- _SHORT TASK_: Without the images, print all the entries below exactly as given.

(Records about charts and figures)
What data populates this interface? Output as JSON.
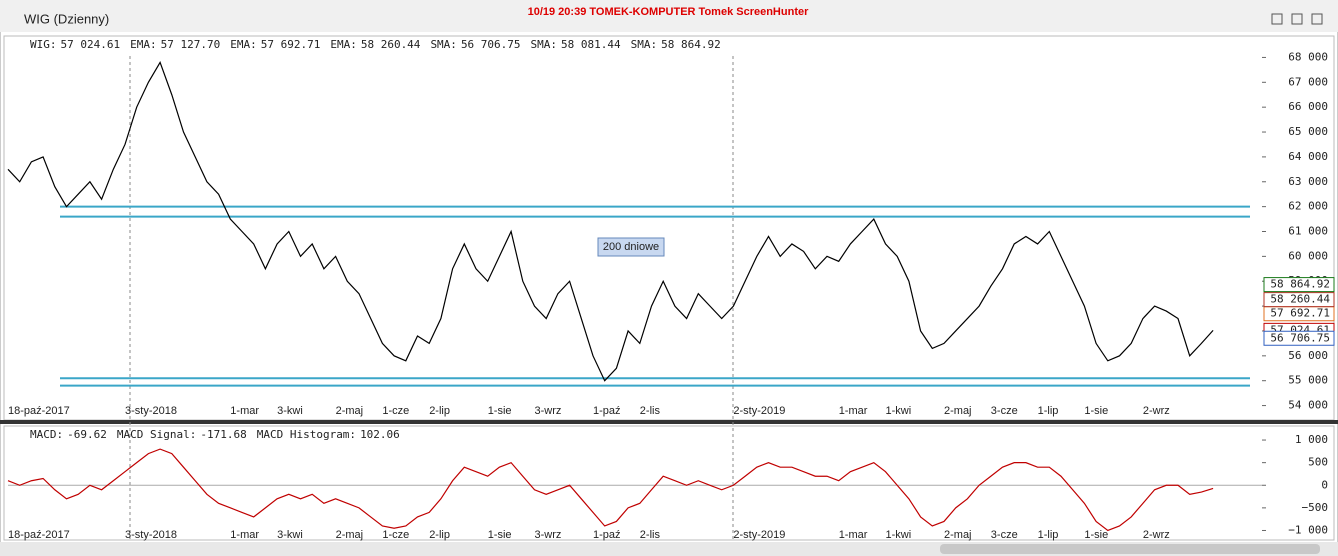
{
  "window": {
    "title": "WIG (Dzienny)",
    "watermark": "10/19 20:39 TOMEK-KOMPUTER Tomek ScreenHunter",
    "annotation": "200 dniowe"
  },
  "chart_data": [
    {
      "type": "line",
      "indicators": [
        {
          "name": "WIG:",
          "value": 57024.61,
          "value_label": "57 024.61",
          "color": "#c00000",
          "price_tag": true
        },
        {
          "name": "EMA:",
          "value": 57127.7,
          "value_label": "57 127.70",
          "color": "#c00000",
          "price_tag": false
        },
        {
          "name": "EMA:",
          "value": 57692.71,
          "value_label": "57 692.71",
          "color": "#e07020",
          "price_tag": true
        },
        {
          "name": "EMA:",
          "value": 58260.44,
          "value_label": "58 260.44",
          "color": "#b03020",
          "price_tag": true
        },
        {
          "name": "SMA:",
          "value": 56706.75,
          "value_label": "56 706.75",
          "color": "#3060c0",
          "price_tag": true
        },
        {
          "name": "SMA:",
          "value": 58081.44,
          "value_label": "58 081.44",
          "color": "#2e8b2e",
          "price_tag": false
        },
        {
          "name": "SMA:",
          "value": 58864.92,
          "value_label": "58 864.92",
          "color": "#1a7a1a",
          "price_tag": true
        }
      ],
      "categories": [
        "18-paź-2017",
        null,
        null,
        null,
        null,
        null,
        null,
        null,
        null,
        null,
        "3-sty-2018",
        null,
        null,
        null,
        null,
        null,
        null,
        null,
        null,
        "1-mar",
        null,
        null,
        null,
        "3-kwi",
        null,
        null,
        null,
        null,
        "2-maj",
        null,
        null,
        null,
        "1-cze",
        null,
        null,
        null,
        "2-lip",
        null,
        null,
        null,
        null,
        "1-sie",
        null,
        null,
        null,
        "3-wrz",
        null,
        null,
        null,
        null,
        "1-paź",
        null,
        null,
        null,
        "2-lis",
        null,
        null,
        null,
        null,
        null,
        null,
        null,
        "2-sty-2019",
        null,
        null,
        null,
        null,
        null,
        null,
        null,
        null,
        "1-mar",
        null,
        null,
        null,
        "1-kwi",
        null,
        null,
        null,
        null,
        "2-maj",
        null,
        null,
        null,
        "3-cze",
        null,
        null,
        null,
        "1-lip",
        null,
        null,
        null,
        "1-sie",
        null,
        null,
        null,
        null,
        "2-wrz",
        null,
        null,
        null,
        null,
        null,
        null
      ],
      "series": [
        {
          "name": "WIG",
          "color": "#000000",
          "values": [
            63500,
            63000,
            63800,
            64000,
            62800,
            62000,
            62500,
            63000,
            62300,
            63500,
            64500,
            66000,
            67000,
            67800,
            66500,
            65000,
            64000,
            63000,
            62500,
            61500,
            61000,
            60500,
            59500,
            60500,
            61000,
            60000,
            60500,
            59500,
            60000,
            59000,
            58500,
            57500,
            56500,
            56000,
            55800,
            56800,
            56500,
            57500,
            59500,
            60500,
            59500,
            59000,
            60000,
            61000,
            59000,
            58000,
            57500,
            58500,
            59000,
            57500,
            56000,
            55000,
            55500,
            57000,
            56500,
            58000,
            59000,
            58000,
            57500,
            58500,
            58000,
            57500,
            58000,
            59000,
            60000,
            60800,
            60000,
            60500,
            60200,
            59500,
            60000,
            59800,
            60500,
            61000,
            61500,
            60500,
            60000,
            59000,
            57000,
            56300,
            56500,
            57000,
            57500,
            58000,
            58800,
            59500,
            60500,
            60800,
            60500,
            61000,
            60000,
            59000,
            58000,
            56500,
            55800,
            56000,
            56500,
            57500,
            58000,
            57800,
            57500,
            56000,
            56500,
            57024.61
          ]
        }
      ],
      "levels": [
        62000,
        61600,
        55100,
        54800
      ],
      "level_color": "#3aa6c8",
      "ylim": [
        53500,
        68500
      ],
      "yticks": [
        {
          "value": 54000,
          "label": "54 000"
        },
        {
          "value": 55000,
          "label": "55 000"
        },
        {
          "value": 56000,
          "label": "56 000"
        },
        {
          "value": 57000,
          "label": "57 000"
        },
        {
          "value": 58000,
          "label": "58 000"
        },
        {
          "value": 59000,
          "label": "59 000"
        },
        {
          "value": 60000,
          "label": "60 000"
        },
        {
          "value": 61000,
          "label": "61 000"
        },
        {
          "value": 62000,
          "label": "62 000"
        },
        {
          "value": 63000,
          "label": "63 000"
        },
        {
          "value": 64000,
          "label": "64 000"
        },
        {
          "value": 65000,
          "label": "65 000"
        },
        {
          "value": 66000,
          "label": "66 000"
        },
        {
          "value": 67000,
          "label": "67 000"
        },
        {
          "value": 68000,
          "label": "68 000"
        }
      ]
    },
    {
      "type": "line",
      "indicators": [
        {
          "name": "MACD:",
          "value_label": "-69.62",
          "color": "#c00000"
        },
        {
          "name": "MACD Signal:",
          "value_label": "-171.68",
          "color": "#e07020"
        },
        {
          "name": "MACD Histogram:",
          "value_label": "102.06",
          "color": "#6a8a00"
        }
      ],
      "categories": [
        "18-paź-2017",
        null,
        null,
        null,
        null,
        null,
        null,
        null,
        null,
        null,
        "3-sty-2018",
        null,
        null,
        null,
        null,
        null,
        null,
        null,
        null,
        "1-mar",
        null,
        null,
        null,
        "3-kwi",
        null,
        null,
        null,
        null,
        "2-maj",
        null,
        null,
        null,
        "1-cze",
        null,
        null,
        null,
        "2-lip",
        null,
        null,
        null,
        null,
        "1-sie",
        null,
        null,
        null,
        "3-wrz",
        null,
        null,
        null,
        null,
        "1-paź",
        null,
        null,
        null,
        "2-lis",
        null,
        null,
        null,
        null,
        null,
        null,
        null,
        "2-sty-2019",
        null,
        null,
        null,
        null,
        null,
        null,
        null,
        null,
        "1-mar",
        null,
        null,
        null,
        "1-kwi",
        null,
        null,
        null,
        null,
        "2-maj",
        null,
        null,
        null,
        "3-cze",
        null,
        null,
        null,
        "1-lip",
        null,
        null,
        null,
        "1-sie",
        null,
        null,
        null,
        null,
        "2-wrz",
        null,
        null,
        null,
        null,
        null,
        null
      ],
      "series": [
        {
          "name": "MACD",
          "color": "#c00000",
          "values": [
            100,
            0,
            100,
            150,
            -100,
            -300,
            -200,
            0,
            -100,
            100,
            300,
            500,
            700,
            800,
            700,
            400,
            100,
            -200,
            -400,
            -500,
            -600,
            -700,
            -500,
            -300,
            -200,
            -300,
            -200,
            -400,
            -300,
            -400,
            -500,
            -700,
            -900,
            -950,
            -900,
            -700,
            -600,
            -300,
            100,
            400,
            300,
            200,
            400,
            500,
            200,
            -100,
            -200,
            -100,
            0,
            -300,
            -600,
            -900,
            -800,
            -500,
            -400,
            -100,
            200,
            100,
            0,
            100,
            0,
            -100,
            0,
            200,
            400,
            500,
            400,
            400,
            300,
            200,
            200,
            100,
            300,
            400,
            500,
            300,
            0,
            -300,
            -700,
            -900,
            -800,
            -500,
            -300,
            0,
            200,
            400,
            500,
            500,
            400,
            400,
            200,
            -100,
            -400,
            -800,
            -1000,
            -900,
            -700,
            -400,
            -100,
            0,
            0,
            -200,
            -150,
            -69.62
          ]
        }
      ],
      "ylim": [
        -1100,
        1200
      ],
      "yticks": [
        {
          "value": 1000,
          "label": "1 000"
        },
        500,
        0,
        {
          "value": -500,
          "label": "−500"
        },
        {
          "value": -1000,
          "label": "−1 000"
        }
      ]
    }
  ]
}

- _SOLUTION TO THIS PROBLEM_:
What data populates this interface? Output as JSON.
{
  "window": {
    "title": "WIG (Dzienny)",
    "watermark": "10/19 20:39 TOMEK-KOMPUTER Tomek ScreenHunter",
    "annotation": "200 dniowe"
  },
  "chart_data": [
    {
      "type": "line",
      "indicators": [
        {
          "name": "WIG:",
          "value": 57024.61,
          "value_label": "57 024.61",
          "color": "#c00000",
          "price_tag": true
        },
        {
          "name": "EMA:",
          "value": 57127.7,
          "value_label": "57 127.70",
          "color": "#c00000",
          "price_tag": false
        },
        {
          "name": "EMA:",
          "value": 57692.71,
          "value_label": "57 692.71",
          "color": "#e07020",
          "price_tag": true
        },
        {
          "name": "EMA:",
          "value": 58260.44,
          "value_label": "58 260.44",
          "color": "#b03020",
          "price_tag": true
        },
        {
          "name": "SMA:",
          "value": 56706.75,
          "value_label": "56 706.75",
          "color": "#3060c0",
          "price_tag": true
        },
        {
          "name": "SMA:",
          "value": 58081.44,
          "value_label": "58 081.44",
          "color": "#2e8b2e",
          "price_tag": false
        },
        {
          "name": "SMA:",
          "value": 58864.92,
          "value_label": "58 864.92",
          "color": "#1a7a1a",
          "price_tag": true
        }
      ],
      "categories": [
        "18-paź-2017",
        null,
        null,
        null,
        null,
        null,
        null,
        null,
        null,
        null,
        "3-sty-2018",
        null,
        null,
        null,
        null,
        null,
        null,
        null,
        null,
        "1-mar",
        null,
        null,
        null,
        "3-kwi",
        null,
        null,
        null,
        null,
        "2-maj",
        null,
        null,
        null,
        "1-cze",
        null,
        null,
        null,
        "2-lip",
        null,
        null,
        null,
        null,
        "1-sie",
        null,
        null,
        null,
        "3-wrz",
        null,
        null,
        null,
        null,
        "1-paź",
        null,
        null,
        null,
        "2-lis",
        null,
        null,
        null,
        null,
        null,
        null,
        null,
        "2-sty-2019",
        null,
        null,
        null,
        null,
        null,
        null,
        null,
        null,
        "1-mar",
        null,
        null,
        null,
        "1-kwi",
        null,
        null,
        null,
        null,
        "2-maj",
        null,
        null,
        null,
        "3-cze",
        null,
        null,
        null,
        "1-lip",
        null,
        null,
        null,
        "1-sie",
        null,
        null,
        null,
        null,
        "2-wrz",
        null,
        null,
        null,
        null,
        null,
        null
      ],
      "series": [
        {
          "name": "WIG",
          "color": "#000000",
          "values": [
            63500,
            63000,
            63800,
            64000,
            62800,
            62000,
            62500,
            63000,
            62300,
            63500,
            64500,
            66000,
            67000,
            67800,
            66500,
            65000,
            64000,
            63000,
            62500,
            61500,
            61000,
            60500,
            59500,
            60500,
            61000,
            60000,
            60500,
            59500,
            60000,
            59000,
            58500,
            57500,
            56500,
            56000,
            55800,
            56800,
            56500,
            57500,
            59500,
            60500,
            59500,
            59000,
            60000,
            61000,
            59000,
            58000,
            57500,
            58500,
            59000,
            57500,
            56000,
            55000,
            55500,
            57000,
            56500,
            58000,
            59000,
            58000,
            57500,
            58500,
            58000,
            57500,
            58000,
            59000,
            60000,
            60800,
            60000,
            60500,
            60200,
            59500,
            60000,
            59800,
            60500,
            61000,
            61500,
            60500,
            60000,
            59000,
            57000,
            56300,
            56500,
            57000,
            57500,
            58000,
            58800,
            59500,
            60500,
            60800,
            60500,
            61000,
            60000,
            59000,
            58000,
            56500,
            55800,
            56000,
            56500,
            57500,
            58000,
            57800,
            57500,
            56000,
            56500,
            57024.61
          ]
        }
      ],
      "levels": [
        62000,
        61600,
        55100,
        54800
      ],
      "level_color": "#3aa6c8",
      "ylim": [
        53500,
        68500
      ],
      "yticks": [
        {
          "value": 54000,
          "label": "54 000"
        },
        {
          "value": 55000,
          "label": "55 000"
        },
        {
          "value": 56000,
          "label": "56 000"
        },
        {
          "value": 57000,
          "label": "57 000"
        },
        {
          "value": 58000,
          "label": "58 000"
        },
        {
          "value": 59000,
          "label": "59 000"
        },
        {
          "value": 60000,
          "label": "60 000"
        },
        {
          "value": 61000,
          "label": "61 000"
        },
        {
          "value": 62000,
          "label": "62 000"
        },
        {
          "value": 63000,
          "label": "63 000"
        },
        {
          "value": 64000,
          "label": "64 000"
        },
        {
          "value": 65000,
          "label": "65 000"
        },
        {
          "value": 66000,
          "label": "66 000"
        },
        {
          "value": 67000,
          "label": "67 000"
        },
        {
          "value": 68000,
          "label": "68 000"
        }
      ]
    },
    {
      "type": "line",
      "indicators": [
        {
          "name": "MACD:",
          "value_label": "-69.62",
          "color": "#c00000"
        },
        {
          "name": "MACD Signal:",
          "value_label": "-171.68",
          "color": "#e07020"
        },
        {
          "name": "MACD Histogram:",
          "value_label": "102.06",
          "color": "#6a8a00"
        }
      ],
      "categories": [
        "18-paź-2017",
        null,
        null,
        null,
        null,
        null,
        null,
        null,
        null,
        null,
        "3-sty-2018",
        null,
        null,
        null,
        null,
        null,
        null,
        null,
        null,
        "1-mar",
        null,
        null,
        null,
        "3-kwi",
        null,
        null,
        null,
        null,
        "2-maj",
        null,
        null,
        null,
        "1-cze",
        null,
        null,
        null,
        "2-lip",
        null,
        null,
        null,
        null,
        "1-sie",
        null,
        null,
        null,
        "3-wrz",
        null,
        null,
        null,
        null,
        "1-paź",
        null,
        null,
        null,
        "2-lis",
        null,
        null,
        null,
        null,
        null,
        null,
        null,
        "2-sty-2019",
        null,
        null,
        null,
        null,
        null,
        null,
        null,
        null,
        "1-mar",
        null,
        null,
        null,
        "1-kwi",
        null,
        null,
        null,
        null,
        "2-maj",
        null,
        null,
        null,
        "3-cze",
        null,
        null,
        null,
        "1-lip",
        null,
        null,
        null,
        "1-sie",
        null,
        null,
        null,
        null,
        "2-wrz",
        null,
        null,
        null,
        null,
        null,
        null
      ],
      "series": [
        {
          "name": "MACD",
          "color": "#c00000",
          "values": [
            100,
            0,
            100,
            150,
            -100,
            -300,
            -200,
            0,
            -100,
            100,
            300,
            500,
            700,
            800,
            700,
            400,
            100,
            -200,
            -400,
            -500,
            -600,
            -700,
            -500,
            -300,
            -200,
            -300,
            -200,
            -400,
            -300,
            -400,
            -500,
            -700,
            -900,
            -950,
            -900,
            -700,
            -600,
            -300,
            100,
            400,
            300,
            200,
            400,
            500,
            200,
            -100,
            -200,
            -100,
            0,
            -300,
            -600,
            -900,
            -800,
            -500,
            -400,
            -100,
            200,
            100,
            0,
            100,
            0,
            -100,
            0,
            200,
            400,
            500,
            400,
            400,
            300,
            200,
            200,
            100,
            300,
            400,
            500,
            300,
            0,
            -300,
            -700,
            -900,
            -800,
            -500,
            -300,
            0,
            200,
            400,
            500,
            500,
            400,
            400,
            200,
            -100,
            -400,
            -800,
            -1000,
            -900,
            -700,
            -400,
            -100,
            0,
            0,
            -200,
            -150,
            -69.62
          ]
        }
      ],
      "ylim": [
        -1100,
        1200
      ],
      "yticks": [
        {
          "value": 1000,
          "label": "1 000"
        },
        500,
        0,
        {
          "value": -500,
          "label": "−500"
        },
        {
          "value": -1000,
          "label": "−1 000"
        }
      ]
    }
  ]
}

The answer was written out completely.